WORK TO COMPLETE
Say how many lines in the data below contain the word "ジェイエスピー", and give no other text.
— begin LISTING —
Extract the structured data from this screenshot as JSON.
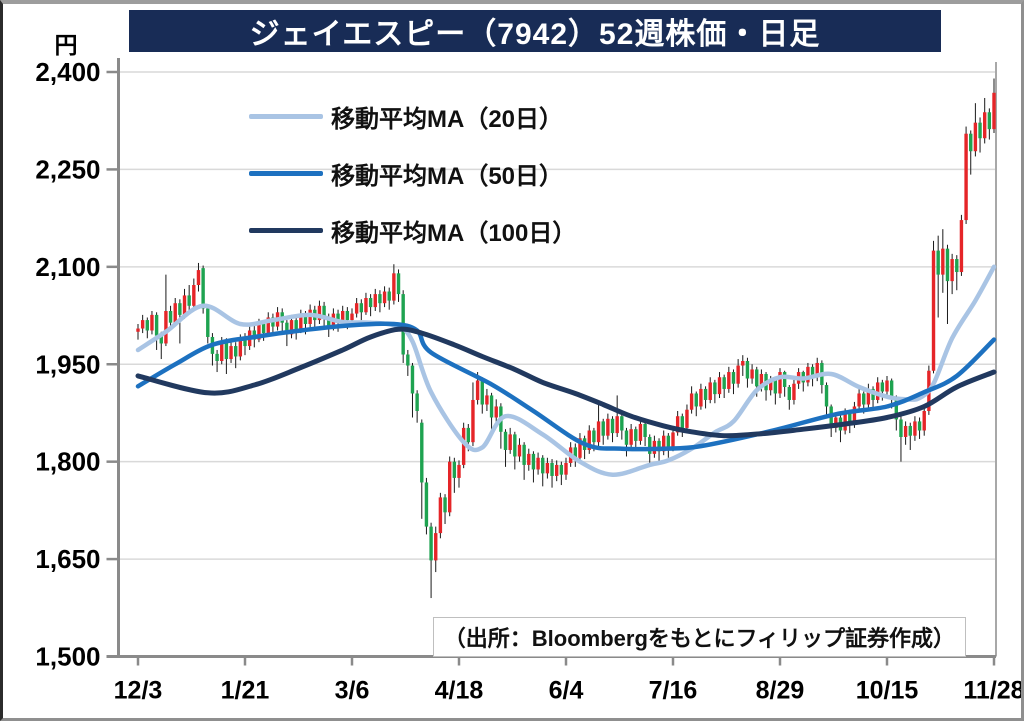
{
  "title": "ジェイエスピー（7942）52週株価・日足",
  "y_axis": {
    "unit": "円",
    "ticks": [
      "2,400",
      "2,250",
      "2,100",
      "1,950",
      "1,800",
      "1,650",
      "1,500"
    ],
    "tick_values": [
      2400,
      2250,
      2100,
      1950,
      1800,
      1650,
      1500
    ]
  },
  "x_axis": {
    "tick_labels": [
      "12/3",
      "1/21",
      "3/6",
      "4/18",
      "6/4",
      "7/16",
      "8/29",
      "10/15",
      "11/28"
    ]
  },
  "source": "（出所：Bloombergをもとにフィリップ証券作成）",
  "colors": {
    "title_bg": "#182c56",
    "candle_up": "#e52528",
    "candle_down": "#1ea350",
    "wick": "#1a1a1a",
    "grid": "#d9d9d9",
    "axis": "#8a8a8a",
    "tick_text": "#000000"
  },
  "chart_data": {
    "type": "candlestick",
    "title": "ジェイエスピー（7942）52週株価・日足",
    "ylabel": "円",
    "ylim": [
      1500,
      2400
    ],
    "grid": true,
    "legend_position": "top-left",
    "x_tick_labels": [
      "12/3",
      "1/21",
      "3/6",
      "4/18",
      "6/4",
      "7/16",
      "8/29",
      "10/15",
      "11/28"
    ],
    "x_tick_day_indices": [
      0,
      23,
      46,
      69,
      92,
      115,
      138,
      161,
      184
    ],
    "candle_convention": "red = up (yang), green = down (yin)",
    "candles_format": [
      "open",
      "close",
      "low",
      "high"
    ],
    "candles": [
      [
        2000,
        2005,
        1988,
        2012
      ],
      [
        2005,
        2018,
        1998,
        2026
      ],
      [
        2018,
        2002,
        1990,
        2022
      ],
      [
        2002,
        2026,
        1996,
        2032
      ],
      [
        2026,
        1994,
        1972,
        2030
      ],
      [
        1994,
        1982,
        1958,
        2000
      ],
      [
        1982,
        2032,
        1978,
        2088
      ],
      [
        2032,
        2014,
        2002,
        2040
      ],
      [
        2014,
        2044,
        2008,
        2052
      ],
      [
        2044,
        2026,
        1982,
        2050
      ],
      [
        2026,
        2056,
        2020,
        2066
      ],
      [
        2056,
        2040,
        2028,
        2072
      ],
      [
        2040,
        2072,
        2034,
        2082
      ],
      [
        2072,
        2095,
        2062,
        2106
      ],
      [
        2098,
        2036,
        2028,
        2102
      ],
      [
        2036,
        1992,
        1982,
        2042
      ],
      [
        1992,
        1966,
        1948,
        1998
      ],
      [
        1966,
        1955,
        1938,
        1972
      ],
      [
        1955,
        1985,
        1950,
        1992
      ],
      [
        1985,
        1958,
        1935,
        1990
      ],
      [
        1958,
        1978,
        1952,
        1986
      ],
      [
        1978,
        1962,
        1944,
        1984
      ],
      [
        1962,
        1990,
        1956,
        1996
      ],
      [
        1990,
        1978,
        1964,
        1998
      ],
      [
        1978,
        2002,
        1972,
        2008
      ],
      [
        2002,
        1988,
        1976,
        2010
      ],
      [
        1988,
        2012,
        1984,
        2020
      ],
      [
        2012,
        1998,
        1986,
        2018
      ],
      [
        1998,
        2022,
        1992,
        2030
      ],
      [
        2022,
        2008,
        1994,
        2028
      ],
      [
        2008,
        2030,
        2002,
        2038
      ],
      [
        2030,
        2014,
        2000,
        2036
      ],
      [
        2014,
        1996,
        1978,
        2018
      ],
      [
        1996,
        2018,
        1990,
        2026
      ],
      [
        2018,
        2004,
        1988,
        2022
      ],
      [
        2004,
        2026,
        1998,
        2034
      ],
      [
        2026,
        2012,
        1996,
        2032
      ],
      [
        2012,
        2034,
        2006,
        2042
      ],
      [
        2034,
        2018,
        2004,
        2040
      ],
      [
        2018,
        2040,
        2012,
        2048
      ],
      [
        2040,
        2022,
        2008,
        2046
      ],
      [
        2022,
        2008,
        1992,
        2028
      ],
      [
        2008,
        2028,
        2002,
        2036
      ],
      [
        2028,
        2014,
        2000,
        2034
      ],
      [
        2014,
        2032,
        2008,
        2040
      ],
      [
        2032,
        2018,
        2004,
        2038
      ],
      [
        2018,
        2028,
        2010,
        2036
      ],
      [
        2028,
        2044,
        2022,
        2052
      ],
      [
        2044,
        2030,
        2018,
        2050
      ],
      [
        2030,
        2052,
        2026,
        2060
      ],
      [
        2052,
        2038,
        2024,
        2058
      ],
      [
        2038,
        2058,
        2032,
        2066
      ],
      [
        2058,
        2044,
        2030,
        2064
      ],
      [
        2044,
        2062,
        2038,
        2070
      ],
      [
        2062,
        2048,
        2034,
        2068
      ],
      [
        2048,
        2090,
        2042,
        2104
      ],
      [
        2090,
        2058,
        2046,
        2096
      ],
      [
        2058,
        1965,
        1952,
        2064
      ],
      [
        1965,
        1948,
        1932,
        1972
      ],
      [
        1948,
        1905,
        1868,
        1952
      ],
      [
        1905,
        1878,
        1860,
        1910
      ],
      [
        1860,
        1768,
        1712,
        1865
      ],
      [
        1768,
        1700,
        1688,
        1775
      ],
      [
        1700,
        1648,
        1590,
        1706
      ],
      [
        1648,
        1690,
        1630,
        1700
      ],
      [
        1690,
        1745,
        1682,
        1752
      ],
      [
        1745,
        1722,
        1704,
        1750
      ],
      [
        1722,
        1800,
        1716,
        1808
      ],
      [
        1800,
        1775,
        1752,
        1806
      ],
      [
        1775,
        1795,
        1760,
        1802
      ],
      [
        1795,
        1852,
        1790,
        1860
      ],
      [
        1852,
        1830,
        1816,
        1858
      ],
      [
        1830,
        1895,
        1824,
        1922
      ],
      [
        1895,
        1925,
        1888,
        1938
      ],
      [
        1925,
        1888,
        1874,
        1930
      ],
      [
        1888,
        1902,
        1878,
        1912
      ],
      [
        1902,
        1868,
        1848,
        1906
      ],
      [
        1868,
        1885,
        1858,
        1896
      ],
      [
        1885,
        1846,
        1820,
        1890
      ],
      [
        1846,
        1818,
        1792,
        1850
      ],
      [
        1818,
        1842,
        1812,
        1852
      ],
      [
        1842,
        1808,
        1788,
        1846
      ],
      [
        1808,
        1826,
        1800,
        1836
      ],
      [
        1826,
        1795,
        1772,
        1830
      ],
      [
        1795,
        1812,
        1786,
        1820
      ],
      [
        1812,
        1788,
        1768,
        1816
      ],
      [
        1788,
        1806,
        1780,
        1814
      ],
      [
        1806,
        1782,
        1762,
        1810
      ],
      [
        1782,
        1798,
        1774,
        1806
      ],
      [
        1798,
        1778,
        1760,
        1804
      ],
      [
        1778,
        1795,
        1770,
        1802
      ],
      [
        1795,
        1780,
        1764,
        1800
      ],
      [
        1780,
        1798,
        1772,
        1806
      ],
      [
        1798,
        1822,
        1792,
        1830
      ],
      [
        1822,
        1806,
        1792,
        1828
      ],
      [
        1806,
        1836,
        1800,
        1844
      ],
      [
        1836,
        1818,
        1804,
        1840
      ],
      [
        1818,
        1848,
        1812,
        1856
      ],
      [
        1848,
        1830,
        1816,
        1852
      ],
      [
        1830,
        1862,
        1824,
        1890
      ],
      [
        1862,
        1840,
        1826,
        1866
      ],
      [
        1840,
        1866,
        1834,
        1874
      ],
      [
        1866,
        1844,
        1830,
        1870
      ],
      [
        1844,
        1870,
        1838,
        1902
      ],
      [
        1870,
        1848,
        1834,
        1874
      ],
      [
        1848,
        1826,
        1808,
        1852
      ],
      [
        1826,
        1850,
        1820,
        1858
      ],
      [
        1850,
        1832,
        1818,
        1854
      ],
      [
        1832,
        1858,
        1826,
        1866
      ],
      [
        1858,
        1838,
        1824,
        1862
      ],
      [
        1838,
        1812,
        1796,
        1842
      ],
      [
        1812,
        1832,
        1806,
        1840
      ],
      [
        1832,
        1816,
        1800,
        1836
      ],
      [
        1816,
        1840,
        1810,
        1848
      ],
      [
        1840,
        1822,
        1806,
        1844
      ],
      [
        1822,
        1845,
        1816,
        1852
      ],
      [
        1845,
        1870,
        1840,
        1878
      ],
      [
        1870,
        1852,
        1838,
        1874
      ],
      [
        1852,
        1880,
        1846,
        1888
      ],
      [
        1880,
        1905,
        1874,
        1916
      ],
      [
        1905,
        1885,
        1870,
        1908
      ],
      [
        1885,
        1912,
        1880,
        1920
      ],
      [
        1912,
        1895,
        1882,
        1916
      ],
      [
        1895,
        1922,
        1890,
        1930
      ],
      [
        1922,
        1904,
        1890,
        1926
      ],
      [
        1904,
        1930,
        1898,
        1938
      ],
      [
        1930,
        1912,
        1898,
        1934
      ],
      [
        1912,
        1938,
        1906,
        1946
      ],
      [
        1938,
        1920,
        1904,
        1942
      ],
      [
        1920,
        1948,
        1914,
        1958
      ],
      [
        1948,
        1955,
        1932,
        1964
      ],
      [
        1955,
        1928,
        1914,
        1960
      ],
      [
        1928,
        1942,
        1920,
        1950
      ],
      [
        1942,
        1916,
        1900,
        1946
      ],
      [
        1916,
        1935,
        1908,
        1942
      ],
      [
        1935,
        1910,
        1894,
        1938
      ],
      [
        1910,
        1925,
        1902,
        1932
      ],
      [
        1925,
        1905,
        1888,
        1928
      ],
      [
        1905,
        1938,
        1898,
        1944
      ],
      [
        1938,
        1915,
        1900,
        1940
      ],
      [
        1915,
        1895,
        1880,
        1918
      ],
      [
        1895,
        1920,
        1888,
        1926
      ],
      [
        1920,
        1938,
        1912,
        1944
      ],
      [
        1938,
        1922,
        1908,
        1940
      ],
      [
        1922,
        1946,
        1916,
        1952
      ],
      [
        1946,
        1930,
        1916,
        1950
      ],
      [
        1930,
        1952,
        1924,
        1960
      ],
      [
        1952,
        1918,
        1905,
        1956
      ],
      [
        1918,
        1885,
        1868,
        1922
      ],
      [
        1885,
        1852,
        1838,
        1888
      ],
      [
        1852,
        1868,
        1845,
        1876
      ],
      [
        1868,
        1848,
        1830,
        1872
      ],
      [
        1848,
        1875,
        1842,
        1882
      ],
      [
        1875,
        1858,
        1844,
        1880
      ],
      [
        1858,
        1885,
        1852,
        1892
      ],
      [
        1885,
        1905,
        1878,
        1912
      ],
      [
        1905,
        1888,
        1874,
        1908
      ],
      [
        1888,
        1912,
        1882,
        1920
      ],
      [
        1912,
        1895,
        1880,
        1916
      ],
      [
        1895,
        1922,
        1890,
        1930
      ],
      [
        1922,
        1908,
        1894,
        1926
      ],
      [
        1908,
        1925,
        1900,
        1932
      ],
      [
        1925,
        1898,
        1882,
        1928
      ],
      [
        1898,
        1865,
        1848,
        1902
      ],
      [
        1865,
        1838,
        1800,
        1870
      ],
      [
        1838,
        1855,
        1826,
        1862
      ],
      [
        1855,
        1840,
        1818,
        1860
      ],
      [
        1840,
        1862,
        1832,
        1870
      ],
      [
        1862,
        1848,
        1835,
        1868
      ],
      [
        1848,
        1878,
        1840,
        1884
      ],
      [
        1878,
        1940,
        1872,
        1948
      ],
      [
        1940,
        2125,
        1936,
        2140
      ],
      [
        2125,
        2088,
        2022,
        2148
      ],
      [
        2088,
        2128,
        2060,
        2158
      ],
      [
        2128,
        2078,
        2012,
        2134
      ],
      [
        2078,
        2112,
        2058,
        2120
      ],
      [
        2112,
        2092,
        2064,
        2118
      ],
      [
        2092,
        2172,
        2086,
        2180
      ],
      [
        2172,
        2305,
        2166,
        2316
      ],
      [
        2305,
        2278,
        2242,
        2310
      ],
      [
        2278,
        2322,
        2270,
        2352
      ],
      [
        2322,
        2298,
        2276,
        2330
      ],
      [
        2298,
        2338,
        2290,
        2360
      ],
      [
        2338,
        2312,
        2296,
        2344
      ],
      [
        2312,
        2368,
        2306,
        2390
      ]
    ],
    "series": [
      {
        "name": "移動平均MA（20日）",
        "color": "#a9c4e4",
        "width": 4.5,
        "anchors": [
          [
            0,
            1972
          ],
          [
            6,
            2000
          ],
          [
            14,
            2040
          ],
          [
            22,
            2012
          ],
          [
            29,
            2018
          ],
          [
            37,
            2026
          ],
          [
            44,
            2015
          ],
          [
            50,
            2014
          ],
          [
            56,
            2008
          ],
          [
            59,
            1985
          ],
          [
            63,
            1907
          ],
          [
            70,
            1830
          ],
          [
            74,
            1822
          ],
          [
            79,
            1870
          ],
          [
            87,
            1842
          ],
          [
            95,
            1800
          ],
          [
            102,
            1780
          ],
          [
            110,
            1795
          ],
          [
            114,
            1802
          ],
          [
            119,
            1820
          ],
          [
            124,
            1845
          ],
          [
            128,
            1862
          ],
          [
            133,
            1910
          ],
          [
            138,
            1930
          ],
          [
            143,
            1928
          ],
          [
            149,
            1935
          ],
          [
            155,
            1915
          ],
          [
            161,
            1900
          ],
          [
            165,
            1896
          ],
          [
            168,
            1898
          ],
          [
            171,
            1920
          ],
          [
            175,
            1990
          ],
          [
            180,
            2048
          ],
          [
            184,
            2100
          ]
        ]
      },
      {
        "name": "移動平均MA（50日）",
        "color": "#1d71c0",
        "width": 4.5,
        "anchors": [
          [
            0,
            1916
          ],
          [
            8,
            1950
          ],
          [
            16,
            1980
          ],
          [
            25,
            1992
          ],
          [
            35,
            2002
          ],
          [
            46,
            2010
          ],
          [
            55,
            2012
          ],
          [
            60,
            2002
          ],
          [
            63,
            1968
          ],
          [
            76,
            1919
          ],
          [
            85,
            1878
          ],
          [
            96,
            1827
          ],
          [
            104,
            1820
          ],
          [
            113,
            1820
          ],
          [
            121,
            1824
          ],
          [
            136,
            1847
          ],
          [
            150,
            1873
          ],
          [
            161,
            1885
          ],
          [
            169,
            1907
          ],
          [
            176,
            1932
          ],
          [
            184,
            1988
          ]
        ]
      },
      {
        "name": "移動平均MA（100日）",
        "color": "#21395f",
        "width": 5,
        "anchors": [
          [
            0,
            1932
          ],
          [
            15,
            1906
          ],
          [
            25,
            1918
          ],
          [
            35,
            1945
          ],
          [
            44,
            1972
          ],
          [
            50,
            1992
          ],
          [
            56,
            2004
          ],
          [
            61,
            1998
          ],
          [
            68,
            1980
          ],
          [
            74,
            1962
          ],
          [
            81,
            1942
          ],
          [
            87,
            1922
          ],
          [
            94,
            1905
          ],
          [
            100,
            1888
          ],
          [
            106,
            1870
          ],
          [
            113,
            1855
          ],
          [
            119,
            1846
          ],
          [
            126,
            1840
          ],
          [
            134,
            1843
          ],
          [
            143,
            1850
          ],
          [
            152,
            1858
          ],
          [
            161,
            1868
          ],
          [
            169,
            1885
          ],
          [
            176,
            1915
          ],
          [
            184,
            1938
          ]
        ]
      }
    ]
  }
}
— end LISTING —
COMPLETED EXERCISE
2